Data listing

------------------------------------

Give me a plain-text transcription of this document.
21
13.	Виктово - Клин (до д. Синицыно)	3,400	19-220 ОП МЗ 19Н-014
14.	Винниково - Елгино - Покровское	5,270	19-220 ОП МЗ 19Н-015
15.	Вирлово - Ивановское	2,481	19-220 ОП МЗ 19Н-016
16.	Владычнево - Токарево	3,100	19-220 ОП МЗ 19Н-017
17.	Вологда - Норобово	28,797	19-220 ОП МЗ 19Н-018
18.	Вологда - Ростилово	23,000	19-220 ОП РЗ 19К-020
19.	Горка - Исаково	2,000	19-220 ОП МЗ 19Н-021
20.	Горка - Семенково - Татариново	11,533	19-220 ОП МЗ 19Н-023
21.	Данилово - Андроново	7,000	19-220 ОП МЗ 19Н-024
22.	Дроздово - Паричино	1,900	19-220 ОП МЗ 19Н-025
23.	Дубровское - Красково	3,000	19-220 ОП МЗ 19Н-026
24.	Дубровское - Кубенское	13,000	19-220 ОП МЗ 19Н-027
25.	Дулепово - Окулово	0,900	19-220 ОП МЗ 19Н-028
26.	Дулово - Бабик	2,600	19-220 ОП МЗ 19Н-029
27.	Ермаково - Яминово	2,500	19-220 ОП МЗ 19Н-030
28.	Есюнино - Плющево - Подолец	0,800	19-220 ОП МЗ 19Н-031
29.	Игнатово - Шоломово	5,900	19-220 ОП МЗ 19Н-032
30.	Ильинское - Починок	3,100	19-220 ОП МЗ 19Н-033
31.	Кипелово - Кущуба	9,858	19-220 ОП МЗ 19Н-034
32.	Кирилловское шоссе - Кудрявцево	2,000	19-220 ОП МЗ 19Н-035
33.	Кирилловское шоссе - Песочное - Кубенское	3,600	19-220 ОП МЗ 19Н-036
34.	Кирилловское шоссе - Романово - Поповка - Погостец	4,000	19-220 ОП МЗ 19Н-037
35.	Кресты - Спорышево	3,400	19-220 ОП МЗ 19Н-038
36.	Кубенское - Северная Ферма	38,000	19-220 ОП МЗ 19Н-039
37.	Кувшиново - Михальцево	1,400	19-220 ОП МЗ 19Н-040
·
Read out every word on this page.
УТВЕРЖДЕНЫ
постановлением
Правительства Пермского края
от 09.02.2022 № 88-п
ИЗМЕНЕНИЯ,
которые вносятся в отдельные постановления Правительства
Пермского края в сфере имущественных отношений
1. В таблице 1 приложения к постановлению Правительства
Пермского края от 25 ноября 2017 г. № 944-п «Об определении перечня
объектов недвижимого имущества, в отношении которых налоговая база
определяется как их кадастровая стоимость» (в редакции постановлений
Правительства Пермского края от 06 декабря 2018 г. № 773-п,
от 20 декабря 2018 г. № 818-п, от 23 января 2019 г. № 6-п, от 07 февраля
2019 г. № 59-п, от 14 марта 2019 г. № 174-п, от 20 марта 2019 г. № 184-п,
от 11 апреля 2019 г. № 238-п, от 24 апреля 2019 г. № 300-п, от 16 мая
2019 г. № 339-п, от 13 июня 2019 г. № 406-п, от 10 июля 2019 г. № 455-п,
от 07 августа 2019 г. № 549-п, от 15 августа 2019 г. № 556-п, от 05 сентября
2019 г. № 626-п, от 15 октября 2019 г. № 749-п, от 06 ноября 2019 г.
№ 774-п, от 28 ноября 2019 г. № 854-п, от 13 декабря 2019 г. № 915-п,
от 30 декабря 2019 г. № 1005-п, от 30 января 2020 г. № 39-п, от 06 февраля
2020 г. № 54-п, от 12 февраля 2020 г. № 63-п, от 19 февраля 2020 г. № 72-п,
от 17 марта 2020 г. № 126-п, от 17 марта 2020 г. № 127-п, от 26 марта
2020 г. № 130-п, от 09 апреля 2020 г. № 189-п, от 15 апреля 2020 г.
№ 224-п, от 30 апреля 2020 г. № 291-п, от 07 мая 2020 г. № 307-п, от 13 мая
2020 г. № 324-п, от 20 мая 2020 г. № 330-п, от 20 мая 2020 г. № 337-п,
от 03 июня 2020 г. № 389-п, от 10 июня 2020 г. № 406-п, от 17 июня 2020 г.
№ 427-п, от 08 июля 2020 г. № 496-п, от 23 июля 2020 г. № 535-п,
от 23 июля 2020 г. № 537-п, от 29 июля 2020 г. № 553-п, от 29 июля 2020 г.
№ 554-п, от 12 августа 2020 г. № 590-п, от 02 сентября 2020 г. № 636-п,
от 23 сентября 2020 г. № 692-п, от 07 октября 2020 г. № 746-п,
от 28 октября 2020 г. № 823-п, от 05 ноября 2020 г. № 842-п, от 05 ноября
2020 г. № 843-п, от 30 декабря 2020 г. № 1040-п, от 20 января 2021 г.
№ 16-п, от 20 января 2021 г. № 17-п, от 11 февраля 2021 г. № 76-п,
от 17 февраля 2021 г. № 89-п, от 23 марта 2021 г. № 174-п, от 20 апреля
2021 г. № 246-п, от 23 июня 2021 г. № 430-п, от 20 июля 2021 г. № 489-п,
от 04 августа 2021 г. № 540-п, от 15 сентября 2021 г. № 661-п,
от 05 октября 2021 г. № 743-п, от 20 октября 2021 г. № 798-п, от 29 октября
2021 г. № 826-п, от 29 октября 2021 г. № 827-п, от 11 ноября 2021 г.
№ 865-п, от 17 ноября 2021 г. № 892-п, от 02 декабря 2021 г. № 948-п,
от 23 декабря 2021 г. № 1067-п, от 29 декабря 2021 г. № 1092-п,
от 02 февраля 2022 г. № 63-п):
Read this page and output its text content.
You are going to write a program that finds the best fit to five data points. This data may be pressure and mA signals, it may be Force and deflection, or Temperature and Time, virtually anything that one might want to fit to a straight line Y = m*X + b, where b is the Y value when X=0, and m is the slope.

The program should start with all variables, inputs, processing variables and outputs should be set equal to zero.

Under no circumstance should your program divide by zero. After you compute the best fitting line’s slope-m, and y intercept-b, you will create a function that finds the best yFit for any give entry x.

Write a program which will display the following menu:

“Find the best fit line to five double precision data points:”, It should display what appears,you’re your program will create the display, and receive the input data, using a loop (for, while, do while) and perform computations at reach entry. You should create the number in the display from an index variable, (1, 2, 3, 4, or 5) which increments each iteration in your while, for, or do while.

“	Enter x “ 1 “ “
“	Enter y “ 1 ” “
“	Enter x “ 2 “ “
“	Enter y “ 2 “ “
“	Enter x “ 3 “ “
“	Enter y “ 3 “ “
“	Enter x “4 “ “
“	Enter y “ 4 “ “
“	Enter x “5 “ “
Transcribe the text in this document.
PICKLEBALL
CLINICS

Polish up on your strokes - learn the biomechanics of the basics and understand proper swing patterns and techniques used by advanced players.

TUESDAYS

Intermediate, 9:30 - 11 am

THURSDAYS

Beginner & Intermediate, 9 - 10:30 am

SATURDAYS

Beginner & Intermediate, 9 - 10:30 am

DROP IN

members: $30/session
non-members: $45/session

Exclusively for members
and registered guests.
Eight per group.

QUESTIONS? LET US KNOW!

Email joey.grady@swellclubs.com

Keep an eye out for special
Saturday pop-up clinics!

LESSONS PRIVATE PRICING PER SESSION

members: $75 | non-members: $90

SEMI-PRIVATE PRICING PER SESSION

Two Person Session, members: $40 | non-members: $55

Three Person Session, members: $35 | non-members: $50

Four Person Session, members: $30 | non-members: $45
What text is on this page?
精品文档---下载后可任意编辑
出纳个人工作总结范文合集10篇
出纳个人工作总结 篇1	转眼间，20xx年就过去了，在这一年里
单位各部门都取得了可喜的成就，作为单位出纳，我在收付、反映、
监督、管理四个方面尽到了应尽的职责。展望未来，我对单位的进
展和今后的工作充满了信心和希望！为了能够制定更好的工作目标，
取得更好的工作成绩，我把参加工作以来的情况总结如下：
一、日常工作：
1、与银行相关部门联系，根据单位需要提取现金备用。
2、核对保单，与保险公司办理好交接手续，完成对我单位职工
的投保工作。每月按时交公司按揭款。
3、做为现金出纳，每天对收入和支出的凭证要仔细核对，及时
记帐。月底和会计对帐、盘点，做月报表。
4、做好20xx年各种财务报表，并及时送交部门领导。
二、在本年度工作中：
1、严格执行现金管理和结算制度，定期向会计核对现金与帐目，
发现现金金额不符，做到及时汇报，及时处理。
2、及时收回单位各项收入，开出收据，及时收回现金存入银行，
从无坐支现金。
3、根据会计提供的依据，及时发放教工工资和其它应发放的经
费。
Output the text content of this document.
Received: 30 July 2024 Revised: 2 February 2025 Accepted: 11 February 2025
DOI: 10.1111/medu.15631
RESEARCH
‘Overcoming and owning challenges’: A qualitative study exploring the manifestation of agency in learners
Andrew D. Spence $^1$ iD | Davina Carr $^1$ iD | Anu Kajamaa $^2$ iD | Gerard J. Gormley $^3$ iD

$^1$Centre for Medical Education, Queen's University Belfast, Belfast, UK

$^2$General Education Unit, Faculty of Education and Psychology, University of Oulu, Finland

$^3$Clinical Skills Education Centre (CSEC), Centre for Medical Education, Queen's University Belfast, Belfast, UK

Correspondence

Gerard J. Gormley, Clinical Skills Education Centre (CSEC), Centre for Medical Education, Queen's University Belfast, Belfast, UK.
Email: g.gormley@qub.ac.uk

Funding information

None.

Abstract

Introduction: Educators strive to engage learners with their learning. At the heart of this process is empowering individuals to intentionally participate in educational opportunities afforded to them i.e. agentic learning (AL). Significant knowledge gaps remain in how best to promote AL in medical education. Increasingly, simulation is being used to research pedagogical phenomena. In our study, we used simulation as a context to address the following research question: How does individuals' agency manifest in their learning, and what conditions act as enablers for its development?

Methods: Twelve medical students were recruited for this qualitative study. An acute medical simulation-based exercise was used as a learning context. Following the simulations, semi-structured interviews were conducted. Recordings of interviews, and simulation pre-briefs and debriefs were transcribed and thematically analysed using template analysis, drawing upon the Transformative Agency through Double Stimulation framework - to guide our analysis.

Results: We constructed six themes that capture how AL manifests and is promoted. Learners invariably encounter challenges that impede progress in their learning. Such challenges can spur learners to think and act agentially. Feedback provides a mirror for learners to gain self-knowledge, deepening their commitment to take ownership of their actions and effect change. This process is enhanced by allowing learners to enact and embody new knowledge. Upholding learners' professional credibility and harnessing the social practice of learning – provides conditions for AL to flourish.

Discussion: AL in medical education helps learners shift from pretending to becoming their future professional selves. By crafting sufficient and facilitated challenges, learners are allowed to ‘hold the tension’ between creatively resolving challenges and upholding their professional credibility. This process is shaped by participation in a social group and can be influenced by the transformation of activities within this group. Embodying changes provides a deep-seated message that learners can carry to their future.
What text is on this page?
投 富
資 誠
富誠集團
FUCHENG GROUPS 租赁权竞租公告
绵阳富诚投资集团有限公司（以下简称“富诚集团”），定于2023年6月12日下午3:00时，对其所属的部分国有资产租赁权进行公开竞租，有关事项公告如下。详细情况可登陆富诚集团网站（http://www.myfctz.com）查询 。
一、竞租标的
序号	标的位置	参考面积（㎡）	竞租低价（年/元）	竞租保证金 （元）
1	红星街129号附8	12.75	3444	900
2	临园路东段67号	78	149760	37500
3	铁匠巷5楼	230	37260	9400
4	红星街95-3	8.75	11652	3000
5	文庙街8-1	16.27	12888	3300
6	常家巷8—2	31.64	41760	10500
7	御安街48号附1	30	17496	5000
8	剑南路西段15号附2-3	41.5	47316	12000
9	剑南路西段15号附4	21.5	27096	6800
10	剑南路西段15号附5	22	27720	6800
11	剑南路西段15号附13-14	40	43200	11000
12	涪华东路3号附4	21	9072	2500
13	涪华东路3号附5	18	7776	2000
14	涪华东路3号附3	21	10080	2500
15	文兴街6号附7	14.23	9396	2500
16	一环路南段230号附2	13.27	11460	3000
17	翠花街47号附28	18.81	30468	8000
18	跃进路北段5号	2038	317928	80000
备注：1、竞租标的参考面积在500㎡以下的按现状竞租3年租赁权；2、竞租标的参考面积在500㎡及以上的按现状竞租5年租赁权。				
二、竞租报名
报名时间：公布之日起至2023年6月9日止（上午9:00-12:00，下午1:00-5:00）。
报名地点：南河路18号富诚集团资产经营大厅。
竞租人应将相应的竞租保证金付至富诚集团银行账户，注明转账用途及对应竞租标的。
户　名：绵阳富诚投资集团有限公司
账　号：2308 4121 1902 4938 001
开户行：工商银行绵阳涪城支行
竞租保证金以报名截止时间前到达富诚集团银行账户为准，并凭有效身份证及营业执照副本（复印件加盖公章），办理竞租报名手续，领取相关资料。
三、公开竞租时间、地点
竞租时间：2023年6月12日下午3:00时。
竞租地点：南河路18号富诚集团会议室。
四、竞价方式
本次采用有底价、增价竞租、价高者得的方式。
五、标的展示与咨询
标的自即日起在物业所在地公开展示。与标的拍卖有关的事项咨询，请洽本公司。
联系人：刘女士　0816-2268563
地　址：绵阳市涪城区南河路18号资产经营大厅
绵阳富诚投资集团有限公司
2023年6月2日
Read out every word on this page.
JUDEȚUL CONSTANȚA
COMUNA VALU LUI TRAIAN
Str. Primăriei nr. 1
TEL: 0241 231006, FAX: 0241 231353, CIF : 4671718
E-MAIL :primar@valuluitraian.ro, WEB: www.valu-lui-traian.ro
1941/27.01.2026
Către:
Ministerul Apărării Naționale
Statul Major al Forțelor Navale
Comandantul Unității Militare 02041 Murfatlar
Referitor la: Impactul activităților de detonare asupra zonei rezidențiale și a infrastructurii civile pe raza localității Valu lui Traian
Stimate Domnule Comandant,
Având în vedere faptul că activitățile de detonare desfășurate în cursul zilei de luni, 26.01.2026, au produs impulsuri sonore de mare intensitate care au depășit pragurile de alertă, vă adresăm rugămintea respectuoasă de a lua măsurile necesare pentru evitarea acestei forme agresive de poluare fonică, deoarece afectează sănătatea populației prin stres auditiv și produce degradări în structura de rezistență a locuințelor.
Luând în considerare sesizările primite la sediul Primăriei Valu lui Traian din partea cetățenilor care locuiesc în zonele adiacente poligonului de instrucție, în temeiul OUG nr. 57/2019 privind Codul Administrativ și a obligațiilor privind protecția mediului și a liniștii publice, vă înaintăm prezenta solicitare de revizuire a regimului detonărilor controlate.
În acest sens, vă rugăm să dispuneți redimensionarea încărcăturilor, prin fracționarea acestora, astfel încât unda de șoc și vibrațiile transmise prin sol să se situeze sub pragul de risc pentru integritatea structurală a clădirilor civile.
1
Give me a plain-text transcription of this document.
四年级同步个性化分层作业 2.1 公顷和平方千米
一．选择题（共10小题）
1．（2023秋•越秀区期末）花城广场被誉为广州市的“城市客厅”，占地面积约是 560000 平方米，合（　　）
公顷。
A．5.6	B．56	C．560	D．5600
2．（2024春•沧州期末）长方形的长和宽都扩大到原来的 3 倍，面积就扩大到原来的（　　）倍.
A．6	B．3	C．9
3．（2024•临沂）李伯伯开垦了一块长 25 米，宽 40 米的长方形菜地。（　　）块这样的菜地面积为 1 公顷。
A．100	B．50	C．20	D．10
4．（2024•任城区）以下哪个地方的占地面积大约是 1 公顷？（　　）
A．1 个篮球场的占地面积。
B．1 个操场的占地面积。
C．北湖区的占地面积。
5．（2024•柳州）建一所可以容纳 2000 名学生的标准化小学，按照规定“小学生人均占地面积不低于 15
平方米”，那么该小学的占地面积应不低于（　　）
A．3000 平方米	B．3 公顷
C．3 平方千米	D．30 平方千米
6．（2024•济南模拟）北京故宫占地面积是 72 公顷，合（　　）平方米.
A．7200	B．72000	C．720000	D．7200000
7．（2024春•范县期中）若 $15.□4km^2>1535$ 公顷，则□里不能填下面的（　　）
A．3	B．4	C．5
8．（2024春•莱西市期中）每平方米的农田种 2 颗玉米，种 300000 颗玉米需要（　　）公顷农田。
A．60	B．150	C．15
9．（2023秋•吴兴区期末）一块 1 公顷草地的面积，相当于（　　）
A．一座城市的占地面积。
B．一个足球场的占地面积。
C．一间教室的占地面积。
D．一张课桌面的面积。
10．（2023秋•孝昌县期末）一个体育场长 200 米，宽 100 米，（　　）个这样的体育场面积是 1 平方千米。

------------------------------------

DO THIS: Return every line above that contains the word "шоссе".

SOLUTION TO THIS EXERCISE:
32.	Кирилловское шоссе - Кудрявцево	2,000	19-220 ОП МЗ 19Н-035
33.	Кирилловское шоссе - Песочное - Кубенское	3,600	19-220 ОП МЗ 19Н-036
34.	Кирилловское шоссе - Романово - Поповка - Погостец	4,000	19-220 ОП МЗ 19Н-037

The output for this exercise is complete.